>> START
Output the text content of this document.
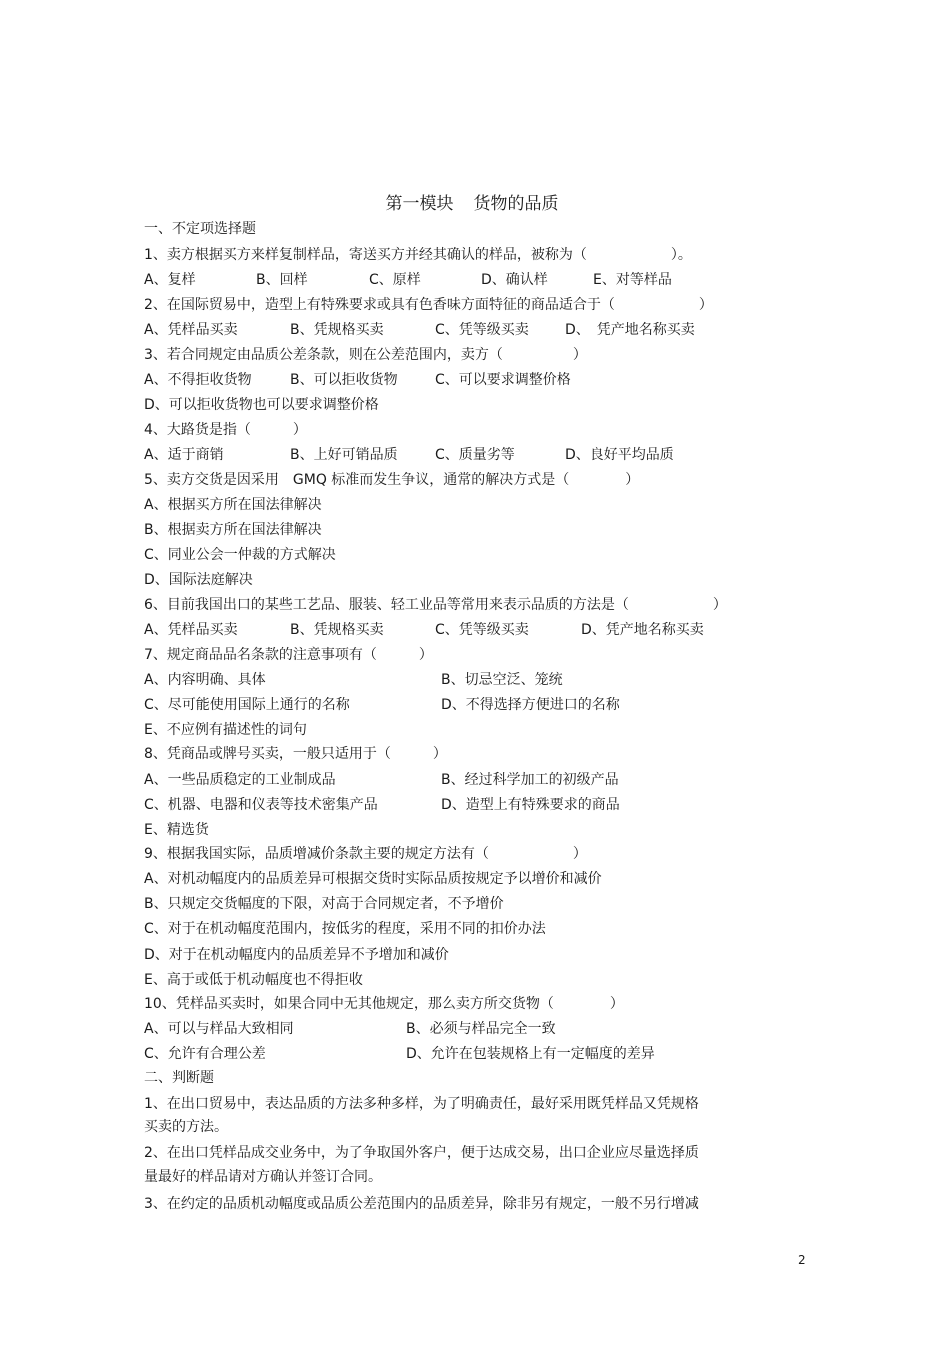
第一模块 货物的品质
一、不定项选择题
1、卖方根据买方来样复制样品，寄送买方并经其确认的样品，被称为（　　　　　　）。
A、复样	B、回样	C、原样	D、确认样	E、对等样品
2、在国际贸易中，造型上有特殊要求或具有色香味方面特征的商品适合于（　　　　　　）
A、凭样品买卖	B、凭规格买卖	C、凭等级买卖	D、　凭产地名称买卖
3、若合同规定由品质公差条款，则在公差范围内，卖方（　　　　　）
A、不得拒收货物	B、可以拒收货物	C、可以要求调整价格
D、可以拒收货物也可以要求调整价格
4、大路货是指（　　　）
A、适于商销	B、上好可销品质	C、质量劣等	D、良好平均品质
5、卖方交货是因采用　GMQ 标准而发生争议，通常的解决方式是（　　　　）
A、根据买方所在国法律解决
B、根据卖方所在国法律解决
C、同业公会一仲裁的方式解决
D、国际法庭解决
6、目前我国出口的某些工艺品、服装、轻工业品等常用来表示品质的方法是（　　　　　　）
A、凭样品买卖	B、凭规格买卖	C、凭等级买卖	D、凭产地名称买卖
7、规定商品品名条款的注意事项有（　　　）
A、内容明确、具体	B、切忌空泛、笼统
C、尽可能使用国际上通行的名称	D、不得选择方便进口的名称
E、不应例有描述性的词句
8、凭商品或牌号买卖，一般只适用于（　　　）
A、一些品质稳定的工业制成品	B、经过科学加工的初级产品
C、机器、电器和仪表等技术密集产品	D、造型上有特殊要求的商品
E、精选货
9、根据我国实际，品质增减价条款主要的规定方法有（　　　　　　）
A、对机动幅度内的品质差异可根据交货时实际品质按规定予以增价和减价
B、只规定交货幅度的下限，对高于合同规定者，不予增价
C、对于在机动幅度范围内，按低劣的程度，采用不同的扣价办法
D、对于在机动幅度内的品质差异不予增加和减价
E、高于或低于机动幅度也不得拒收
10、凭样品买卖时，如果合同中无其他规定，那么卖方所交货物（　　　　）
A、可以与样品大致相同	B、必须与样品完全一致
C、允许有合理公差	D、允许在包装规格上有一定幅度的差异
二、判断题
1、在出口贸易中，表达品质的方法多种多样，为了明确责任，最好采用既凭样品又凭规格
买卖的方法。
2、在出口凭样品成交业务中，为了争取国外客户，便于达成交易，出口企业应尽量选择质
量最好的样品请对方确认并签订合同。
3、在约定的品质机动幅度或品质公差范围内的品质差异，除非另有规定，一般不另行增减
2
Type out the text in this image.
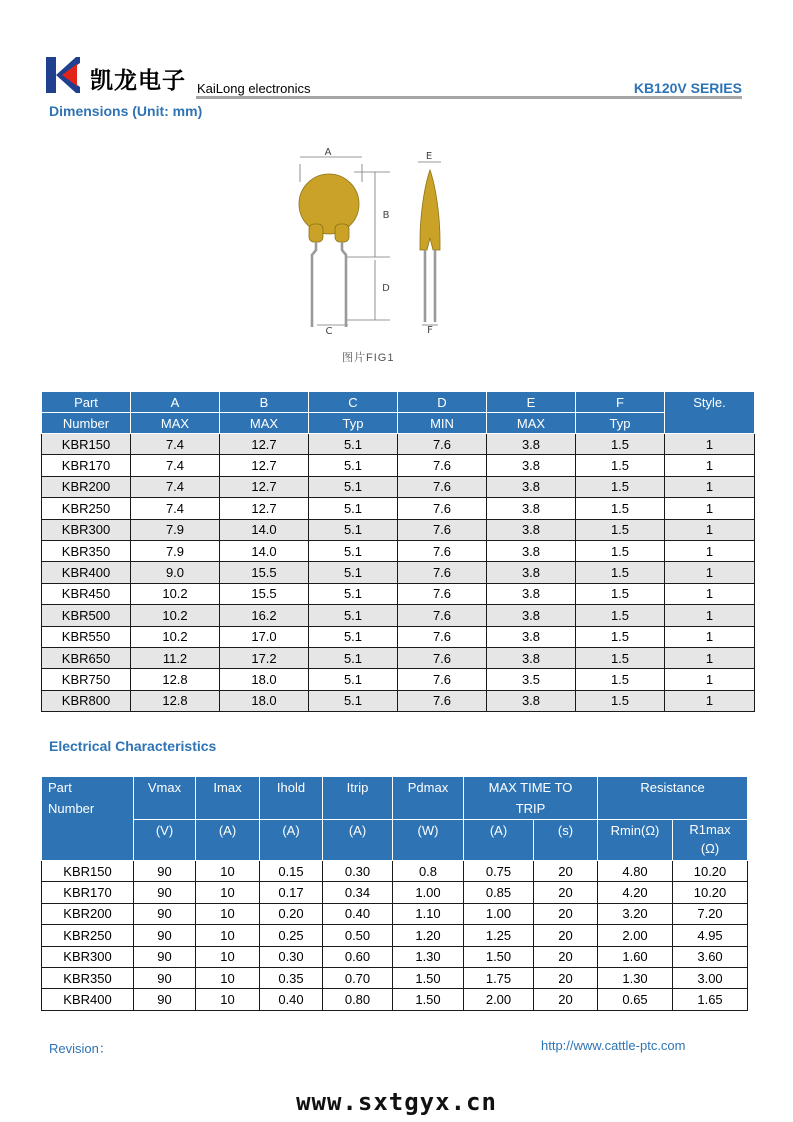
凯龙电子 KaiLong electronics	KB120V SERIES
Dimensions (Unit: mm)
A
B
C
D
E
F
图片FIG1
Part	A	B	C	D	E	F	Style.
Number	MAX	MAX	Typ	MIN	MAX	Typ	
KBR150	7.4	12.7	5.1	7.6	3.8	1.5	1
KBR170	7.4	12.7	5.1	7.6	3.8	1.5	1
KBR200	7.4	12.7	5.1	7.6	3.8	1.5	1
KBR250	7.4	12.7	5.1	7.6	3.8	1.5	1
KBR300	7.9	14.0	5.1	7.6	3.8	1.5	1
KBR350	7.9	14.0	5.1	7.6	3.8	1.5	1
KBR400	9.0	15.5	5.1	7.6	3.8	1.5	1
KBR450	10.2	15.5	5.1	7.6	3.8	1.5	1
KBR500	10.2	16.2	5.1	7.6	3.8	1.5	1
KBR550	10.2	17.0	5.1	7.6	3.8	1.5	1
KBR650	11.2	17.2	5.1	7.6	3.8	1.5	1
KBR750	12.8	18.0	5.1	7.6	3.5	1.5	1
KBR800	12.8	18.0	5.1	7.6	3.8	1.5	1
Electrical Characteristics
Part
Number	Vmax	Imax	Ihold	Itrip	Pdmax	MAX TIME TO TRIP		Resistance	
	(V)	(A)	(A)	(A)	(W)	(A)	(s)	Rmin(Ω)	R1max
(Ω)
KBR150	90	10	0.15	0.30	0.8	0.75	20	4.80	10.20
KBR170	90	10	0.17	0.34	1.00	0.85	20	4.20	10.20
KBR200	90	10	0.20	0.40	1.10	1.00	20	3.20	7.20
KBR250	90	10	0.25	0.50	1.20	1.25	20	2.00	4.95
KBR300	90	10	0.30	0.60	1.30	1.50	20	1.60	3.60
KBR350	90	10	0.35	0.70	1.50	1.75	20	1.30	3.00
KBR400	90	10	0.40	0.80	1.50	2.00	20	0.65	1.65
Revision：	http://www.cattle-ptc.com
www.sxtgyx.cn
>> END
Go through the listing above and write it out again exactly, dropping the pictures.

Output the text content of this document.
第一模块 货物的品质
一、不定项选择题
1、卖方根据买方来样复制样品，寄送买方并经其确认的样品，被称为（　　　　　　）。
A、复样	B、回样	C、原样	D、确认样	E、对等样品
2、在国际贸易中，造型上有特殊要求或具有色香味方面特征的商品适合于（　　　　　　）
A、凭样品买卖	B、凭规格买卖	C、凭等级买卖	D、　凭产地名称买卖
3、若合同规定由品质公差条款，则在公差范围内，卖方（　　　　　）
A、不得拒收货物	B、可以拒收货物	C、可以要求调整价格
D、可以拒收货物也可以要求调整价格
4、大路货是指（　　　）
A、适于商销	B、上好可销品质	C、质量劣等	D、良好平均品质
5、卖方交货是因采用　GMQ 标准而发生争议，通常的解决方式是（　　　　）
A、根据买方所在国法律解决
B、根据卖方所在国法律解决
C、同业公会一仲裁的方式解决
D、国际法庭解决
6、目前我国出口的某些工艺品、服装、轻工业品等常用来表示品质的方法是（　　　　　　）
A、凭样品买卖	B、凭规格买卖	C、凭等级买卖	D、凭产地名称买卖
7、规定商品品名条款的注意事项有（　　　）
A、内容明确、具体	B、切忌空泛、笼统
C、尽可能使用国际上通行的名称	D、不得选择方便进口的名称
E、不应例有描述性的词句
8、凭商品或牌号买卖，一般只适用于（　　　）
A、一些品质稳定的工业制成品	B、经过科学加工的初级产品
C、机器、电器和仪表等技术密集产品	D、造型上有特殊要求的商品
E、精选货
9、根据我国实际，品质增减价条款主要的规定方法有（　　　　　　）
A、对机动幅度内的品质差异可根据交货时实际品质按规定予以增价和减价
B、只规定交货幅度的下限，对高于合同规定者，不予增价
C、对于在机动幅度范围内，按低劣的程度，采用不同的扣价办法
D、对于在机动幅度内的品质差异不予增加和减价
E、高于或低于机动幅度也不得拒收
10、凭样品买卖时，如果合同中无其他规定，那么卖方所交货物（　　　　）
A、可以与样品大致相同	B、必须与样品完全一致
C、允许有合理公差	D、允许在包装规格上有一定幅度的差异
二、判断题
1、在出口贸易中，表达品质的方法多种多样，为了明确责任，最好采用既凭样品又凭规格
买卖的方法。
2、在出口凭样品成交业务中，为了争取国外客户，便于达成交易，出口企业应尽量选择质
量最好的样品请对方确认并签订合同。
3、在约定的品质机动幅度或品质公差范围内的品质差异，除非另有规定，一般不另行增减
2
Type out the text in this image.
凯龙电子 KaiLong electronics	KB120V SERIES
Dimensions (Unit: mm)
A
B
C
D
E
F
图片FIG1
Part	A	B	C	D	E	F	Style.
Number	MAX	MAX	Typ	MIN	MAX	Typ	
KBR150	7.4	12.7	5.1	7.6	3.8	1.5	1
KBR170	7.4	12.7	5.1	7.6	3.8	1.5	1
KBR200	7.4	12.7	5.1	7.6	3.8	1.5	1
KBR250	7.4	12.7	5.1	7.6	3.8	1.5	1
KBR300	7.9	14.0	5.1	7.6	3.8	1.5	1
KBR350	7.9	14.0	5.1	7.6	3.8	1.5	1
KBR400	9.0	15.5	5.1	7.6	3.8	1.5	1
KBR450	10.2	15.5	5.1	7.6	3.8	1.5	1
KBR500	10.2	16.2	5.1	7.6	3.8	1.5	1
KBR550	10.2	17.0	5.1	7.6	3.8	1.5	1
KBR650	11.2	17.2	5.1	7.6	3.8	1.5	1
KBR750	12.8	18.0	5.1	7.6	3.5	1.5	1
KBR800	12.8	18.0	5.1	7.6	3.8	1.5	1
Electrical Characteristics
Part
Number	Vmax	Imax	Ihold	Itrip	Pdmax	MAX TIME TO TRIP		Resistance	
	(V)	(A)	(A)	(A)	(W)	(A)	(s)	Rmin(Ω)	R1max
(Ω)
KBR150	90	10	0.15	0.30	0.8	0.75	20	4.80	10.20
KBR170	90	10	0.17	0.34	1.00	0.85	20	4.20	10.20
KBR200	90	10	0.20	0.40	1.10	1.00	20	3.20	7.20
KBR250	90	10	0.25	0.50	1.20	1.25	20	2.00	4.95
KBR300	90	10	0.30	0.60	1.30	1.50	20	1.60	3.60
KBR350	90	10	0.35	0.70	1.50	1.75	20	1.30	3.00
KBR400	90	10	0.40	0.80	1.50	2.00	20	0.65	1.65
Revision：	http://www.cattle-ptc.com
www.sxtgyx.cn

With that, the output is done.